-- BEGIN --

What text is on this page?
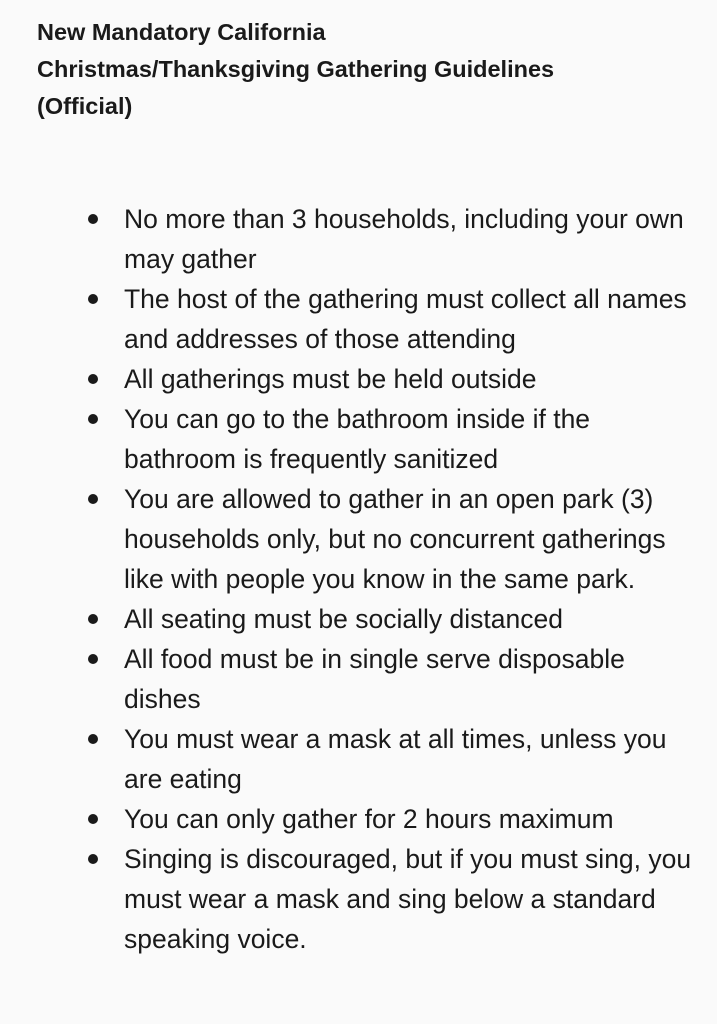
New Mandatory California Christmas/Thanksgiving Gathering Guidelines (Official)
No more than 3 households, including your own may gather
The host of the gathering must collect all names and addresses of those attending
All gatherings must be held outside
You can go to the bathroom inside if the bathroom is frequently sanitized
You are allowed to gather in an open park (3) households only, but no concurrent gatherings like with people you know in the same park.
All seating must be socially distanced
All food must be in single serve disposable dishes
You must wear a mask at all times, unless you are eating
You can only gather for 2 hours maximum
Singing is discouraged, but if you must sing, you must wear a mask and sing below a standard speaking voice.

-- END --

• What the task requires
Write the listing out a second time exactly, dropping all images.

• Solution to the problem
What text is on this page?
New Mandatory California Christmas/Thanksgiving Gathering Guidelines (Official)
No more than 3 households, including your own may gather
The host of the gathering must collect all names and addresses of those attending
All gatherings must be held outside
You can go to the bathroom inside if the bathroom is frequently sanitized
You are allowed to gather in an open park (3) households only, but no concurrent gatherings like with people you know in the same park.
All seating must be socially distanced
All food must be in single serve disposable dishes
You must wear a mask at all times, unless you are eating
You can only gather for 2 hours maximum
Singing is discouraged, but if you must sing, you must wear a mask and sing below a standard speaking voice.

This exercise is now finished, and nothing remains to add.